-------- RECORD EXTRACTS

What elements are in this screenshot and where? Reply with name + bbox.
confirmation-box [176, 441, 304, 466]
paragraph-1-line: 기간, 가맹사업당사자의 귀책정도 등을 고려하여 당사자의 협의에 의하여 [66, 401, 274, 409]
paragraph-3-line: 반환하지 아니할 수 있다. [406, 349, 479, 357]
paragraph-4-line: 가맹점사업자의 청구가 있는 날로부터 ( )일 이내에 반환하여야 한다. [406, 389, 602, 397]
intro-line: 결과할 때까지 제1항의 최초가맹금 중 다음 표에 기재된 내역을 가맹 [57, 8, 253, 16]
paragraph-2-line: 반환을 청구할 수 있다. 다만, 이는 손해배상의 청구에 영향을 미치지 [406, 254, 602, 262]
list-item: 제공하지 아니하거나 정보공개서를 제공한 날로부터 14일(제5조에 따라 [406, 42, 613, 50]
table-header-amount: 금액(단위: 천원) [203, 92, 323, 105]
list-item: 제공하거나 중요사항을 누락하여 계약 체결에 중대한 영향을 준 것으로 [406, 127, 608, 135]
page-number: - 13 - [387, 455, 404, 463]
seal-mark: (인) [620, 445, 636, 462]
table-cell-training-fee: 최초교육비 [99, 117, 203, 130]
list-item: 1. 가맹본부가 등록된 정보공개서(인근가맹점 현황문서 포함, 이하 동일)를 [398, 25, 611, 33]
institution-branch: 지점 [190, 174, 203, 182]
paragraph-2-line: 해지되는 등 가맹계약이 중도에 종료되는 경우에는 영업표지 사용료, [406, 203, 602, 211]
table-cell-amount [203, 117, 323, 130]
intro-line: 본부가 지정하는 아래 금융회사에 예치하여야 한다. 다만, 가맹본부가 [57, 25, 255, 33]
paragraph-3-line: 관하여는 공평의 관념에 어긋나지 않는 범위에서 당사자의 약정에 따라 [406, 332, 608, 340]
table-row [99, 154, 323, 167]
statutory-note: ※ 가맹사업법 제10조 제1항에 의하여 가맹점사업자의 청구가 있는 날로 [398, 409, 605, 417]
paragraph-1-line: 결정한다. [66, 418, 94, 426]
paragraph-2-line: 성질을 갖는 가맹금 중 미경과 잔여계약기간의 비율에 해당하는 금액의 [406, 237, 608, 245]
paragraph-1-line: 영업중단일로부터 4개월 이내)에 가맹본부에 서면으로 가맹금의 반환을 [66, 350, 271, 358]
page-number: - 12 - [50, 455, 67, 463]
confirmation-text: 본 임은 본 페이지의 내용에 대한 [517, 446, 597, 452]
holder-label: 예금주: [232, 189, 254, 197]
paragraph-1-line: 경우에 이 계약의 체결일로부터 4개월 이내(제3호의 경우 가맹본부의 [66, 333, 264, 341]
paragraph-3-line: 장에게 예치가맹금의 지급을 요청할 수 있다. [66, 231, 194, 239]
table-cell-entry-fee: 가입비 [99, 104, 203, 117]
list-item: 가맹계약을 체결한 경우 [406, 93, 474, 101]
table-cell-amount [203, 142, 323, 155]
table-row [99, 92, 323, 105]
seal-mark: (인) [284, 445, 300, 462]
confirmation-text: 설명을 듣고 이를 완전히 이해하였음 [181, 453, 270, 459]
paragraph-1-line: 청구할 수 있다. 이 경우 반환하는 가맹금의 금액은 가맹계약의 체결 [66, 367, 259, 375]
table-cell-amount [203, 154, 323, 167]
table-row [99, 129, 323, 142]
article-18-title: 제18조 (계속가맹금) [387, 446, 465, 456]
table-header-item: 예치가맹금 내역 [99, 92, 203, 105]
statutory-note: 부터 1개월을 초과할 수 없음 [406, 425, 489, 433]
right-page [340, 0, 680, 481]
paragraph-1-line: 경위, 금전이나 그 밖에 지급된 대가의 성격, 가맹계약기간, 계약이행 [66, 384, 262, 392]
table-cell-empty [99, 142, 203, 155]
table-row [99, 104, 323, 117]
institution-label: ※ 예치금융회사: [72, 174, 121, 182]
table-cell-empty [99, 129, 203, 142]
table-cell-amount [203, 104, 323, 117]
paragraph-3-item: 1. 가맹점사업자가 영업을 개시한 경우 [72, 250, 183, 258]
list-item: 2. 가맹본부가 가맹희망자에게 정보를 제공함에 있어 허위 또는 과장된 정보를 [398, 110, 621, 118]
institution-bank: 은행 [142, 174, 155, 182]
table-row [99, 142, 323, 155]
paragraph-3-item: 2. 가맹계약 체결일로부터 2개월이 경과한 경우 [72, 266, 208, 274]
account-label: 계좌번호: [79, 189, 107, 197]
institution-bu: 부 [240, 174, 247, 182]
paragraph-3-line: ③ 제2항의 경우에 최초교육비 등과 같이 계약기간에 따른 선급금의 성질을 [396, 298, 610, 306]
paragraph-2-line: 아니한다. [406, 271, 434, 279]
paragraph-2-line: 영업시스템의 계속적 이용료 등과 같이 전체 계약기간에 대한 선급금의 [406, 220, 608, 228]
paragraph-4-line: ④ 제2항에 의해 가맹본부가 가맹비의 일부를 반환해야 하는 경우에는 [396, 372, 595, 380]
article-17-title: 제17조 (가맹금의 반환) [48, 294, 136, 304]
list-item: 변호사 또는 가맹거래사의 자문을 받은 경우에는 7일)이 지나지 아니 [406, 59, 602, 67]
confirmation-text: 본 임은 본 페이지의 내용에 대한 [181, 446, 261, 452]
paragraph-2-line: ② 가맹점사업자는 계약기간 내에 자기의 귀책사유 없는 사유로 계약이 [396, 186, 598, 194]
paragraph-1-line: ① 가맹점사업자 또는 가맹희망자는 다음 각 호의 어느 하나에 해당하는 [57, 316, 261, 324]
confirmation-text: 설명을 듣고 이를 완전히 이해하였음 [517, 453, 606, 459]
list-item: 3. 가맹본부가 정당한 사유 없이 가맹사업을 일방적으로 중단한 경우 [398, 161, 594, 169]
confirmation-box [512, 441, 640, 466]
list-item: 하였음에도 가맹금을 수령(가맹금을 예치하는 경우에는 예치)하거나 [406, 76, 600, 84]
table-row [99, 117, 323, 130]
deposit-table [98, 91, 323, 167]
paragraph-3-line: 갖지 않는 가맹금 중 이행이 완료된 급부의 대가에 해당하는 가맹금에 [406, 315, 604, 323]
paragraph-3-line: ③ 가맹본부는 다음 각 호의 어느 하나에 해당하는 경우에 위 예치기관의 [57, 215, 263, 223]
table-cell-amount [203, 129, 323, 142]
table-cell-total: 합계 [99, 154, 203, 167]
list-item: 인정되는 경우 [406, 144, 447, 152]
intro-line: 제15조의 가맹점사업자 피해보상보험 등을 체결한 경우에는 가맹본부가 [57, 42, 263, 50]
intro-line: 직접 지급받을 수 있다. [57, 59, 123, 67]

----------------

> EXERCISE DESCRIPTION: Copy the records word for word, from the very beginning down to and including the line that contains "intro-line: 결과할 때까지".

> PROBLEM SOLUTION:
What elements are in this screenshot and where? Reply with name + bbox.
confirmation-box [176, 441, 304, 466]
paragraph-1-line: 기간, 가맹사업당사자의 귀책정도 등을 고려하여 당사자의 협의에 의하여 [66, 401, 274, 409]
paragraph-3-line: 반환하지 아니할 수 있다. [406, 349, 479, 357]
paragraph-4-line: 가맹점사업자의 청구가 있는 날로부터 ( )일 이내에 반환하여야 한다. [406, 389, 602, 397]
intro-line: 결과할 때까지 제1항의 최초가맹금 중 다음 표에 기재된 내역을 가맹 [57, 8, 253, 16]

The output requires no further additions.